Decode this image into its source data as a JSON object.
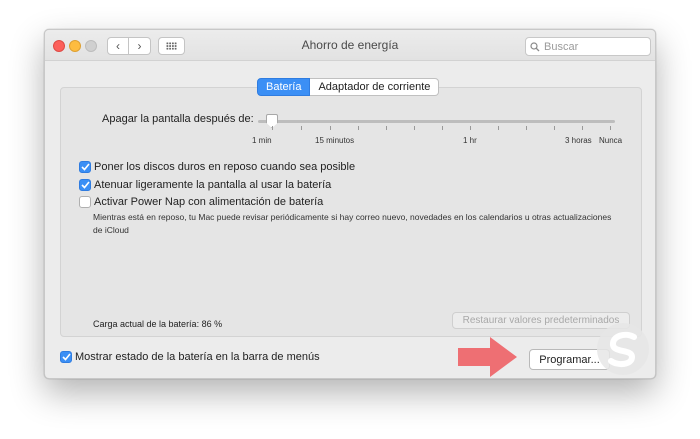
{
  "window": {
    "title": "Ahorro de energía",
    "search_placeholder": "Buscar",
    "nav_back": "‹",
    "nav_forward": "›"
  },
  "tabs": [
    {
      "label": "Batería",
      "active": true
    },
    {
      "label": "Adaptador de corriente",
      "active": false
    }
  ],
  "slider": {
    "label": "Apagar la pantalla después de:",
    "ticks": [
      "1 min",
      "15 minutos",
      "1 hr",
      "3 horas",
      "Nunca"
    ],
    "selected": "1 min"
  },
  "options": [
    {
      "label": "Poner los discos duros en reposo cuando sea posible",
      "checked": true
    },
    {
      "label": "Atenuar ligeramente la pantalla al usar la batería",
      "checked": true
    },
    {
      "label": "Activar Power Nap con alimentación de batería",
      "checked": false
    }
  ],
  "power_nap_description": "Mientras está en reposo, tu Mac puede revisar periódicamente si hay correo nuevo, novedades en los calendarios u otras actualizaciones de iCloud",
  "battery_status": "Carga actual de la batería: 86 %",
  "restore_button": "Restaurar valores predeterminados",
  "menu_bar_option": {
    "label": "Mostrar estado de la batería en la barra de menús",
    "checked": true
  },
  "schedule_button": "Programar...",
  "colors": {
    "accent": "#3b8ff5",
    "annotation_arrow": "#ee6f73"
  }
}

#####

** What the exercise asks **
Check each line of the data above for the string "label", then report how many lines have it, with no other words.

** Expected answer **
7